Stored entries:
※
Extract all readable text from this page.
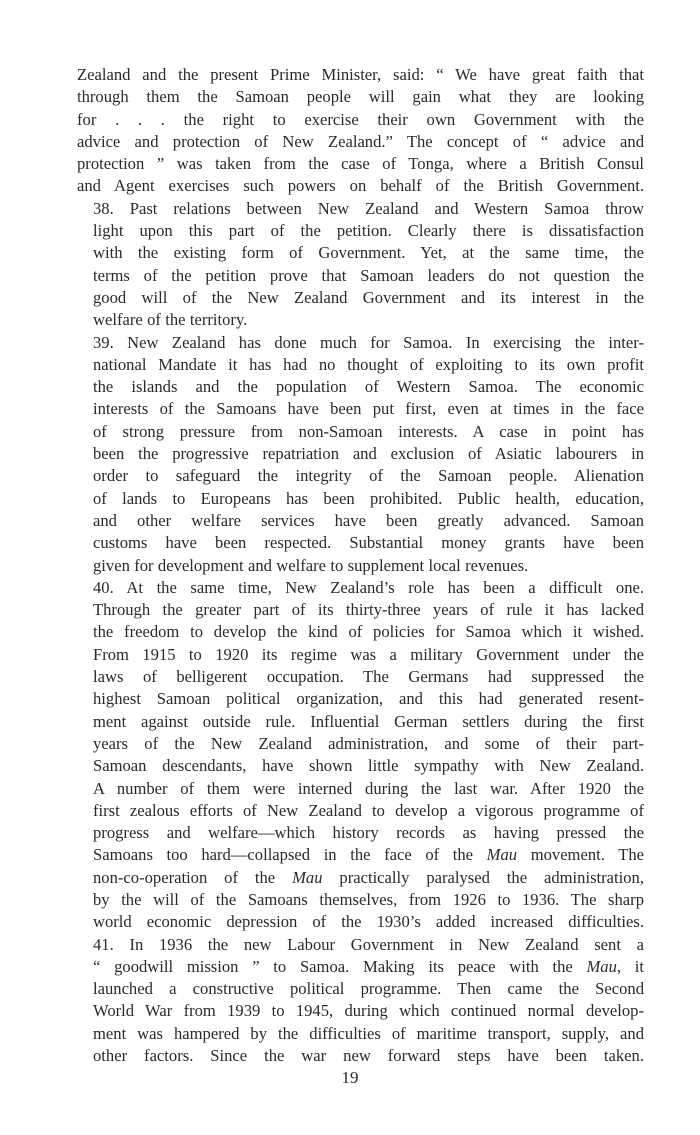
Zealand and the present Prime Minister, said: “ We have great faith that
through them the Samoan people will gain what they are looking
for . . . the right to exercise their own Government with the
advice and protection of New Zealand.” The concept of “ advice and
protection ” was taken from the case of Tonga, where a British Consul
and Agent exercises such powers on behalf of the British Government.
38. Past relations between New Zealand and Western Samoa throw
light upon this part of the petition. Clearly there is dissatisfaction
with the existing form of Government. Yet, at the same time, the
terms of the petition prove that Samoan leaders do not question the
good will of the New Zealand Government and its interest in the
welfare of the territory.
39. New Zealand has done much for Samoa. In exercising the inter-
national Mandate it has had no thought of exploiting to its own profit
the islands and the population of Western Samoa. The economic
interests of the Samoans have been put first, even at times in the face
of strong pressure from non-Samoan interests. A case in point has
been the progressive repatriation and exclusion of Asiatic labourers in
order to safeguard the integrity of the Samoan people. Alienation
of lands to Europeans has been prohibited. Public health, education,
and other welfare services have been greatly advanced. Samoan
customs have been respected. Substantial money grants have been
given for development and welfare to supplement local revenues.
40. At the same time, New Zealand’s role has been a difficult one.
Through the greater part of its thirty-three years of rule it has lacked
the freedom to develop the kind of policies for Samoa which it wished.
From 1915 to 1920 its regime was a military Government under the
laws of belligerent occupation. The Germans had suppressed the
highest Samoan political organization, and this had generated resent-
ment against outside rule. Influential German settlers during the first
years of the New Zealand administration, and some of their part-
Samoan descendants, have shown little sympathy with New Zealand.
A number of them were interned during the last war. After 1920 the
first zealous efforts of New Zealand to develop a vigorous programme of
progress and welfare—which history records as having pressed the
Samoans too hard—collapsed in the face of the Mau movement. The
non-co-operation of the Mau practically paralysed the administration,
by the will of the Samoans themselves, from 1926 to 1936. The sharp
world economic depression of the 1930’s added increased difficulties.
41. In 1936 the new Labour Government in New Zealand sent a
“ goodwill mission ” to Samoa. Making its peace with the Mau, it
launched a constructive political programme. Then came the Second
World War from 1939 to 1945, during which continued normal develop-
ment was hampered by the difficulties of maritime transport, supply, and
other factors. Since the war new forward steps have been taken.
19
※
All records must be output exactly as they are, except for the pictures, which are left out.

Extract all readable text from this page.
Zealand and the present Prime Minister, said: “ We have great faith that
through them the Samoan people will gain what they are looking
for . . . the right to exercise their own Government with the
advice and protection of New Zealand.” The concept of “ advice and
protection ” was taken from the case of Tonga, where a British Consul
and Agent exercises such powers on behalf of the British Government.
38. Past relations between New Zealand and Western Samoa throw
light upon this part of the petition. Clearly there is dissatisfaction
with the existing form of Government. Yet, at the same time, the
terms of the petition prove that Samoan leaders do not question the
good will of the New Zealand Government and its interest in the
welfare of the territory.
39. New Zealand has done much for Samoa. In exercising the inter-
national Mandate it has had no thought of exploiting to its own profit
the islands and the population of Western Samoa. The economic
interests of the Samoans have been put first, even at times in the face
of strong pressure from non-Samoan interests. A case in point has
been the progressive repatriation and exclusion of Asiatic labourers in
order to safeguard the integrity of the Samoan people. Alienation
of lands to Europeans has been prohibited. Public health, education,
and other welfare services have been greatly advanced. Samoan
customs have been respected. Substantial money grants have been
given for development and welfare to supplement local revenues.
40. At the same time, New Zealand’s role has been a difficult one.
Through the greater part of its thirty-three years of rule it has lacked
the freedom to develop the kind of policies for Samoa which it wished.
From 1915 to 1920 its regime was a military Government under the
laws of belligerent occupation. The Germans had suppressed the
highest Samoan political organization, and this had generated resent-
ment against outside rule. Influential German settlers during the first
years of the New Zealand administration, and some of their part-
Samoan descendants, have shown little sympathy with New Zealand.
A number of them were interned during the last war. After 1920 the
first zealous efforts of New Zealand to develop a vigorous programme of
progress and welfare—which history records as having pressed the
Samoans too hard—collapsed in the face of the Mau movement. The
non-co-operation of the Mau practically paralysed the administration,
by the will of the Samoans themselves, from 1926 to 1936. The sharp
world economic depression of the 1930’s added increased difficulties.
41. In 1936 the new Labour Government in New Zealand sent a
“ goodwill mission ” to Samoa. Making its peace with the Mau, it
launched a constructive political programme. Then came the Second
World War from 1939 to 1945, during which continued normal develop-
ment was hampered by the difficulties of maritime transport, supply, and
other factors. Since the war new forward steps have been taken.
19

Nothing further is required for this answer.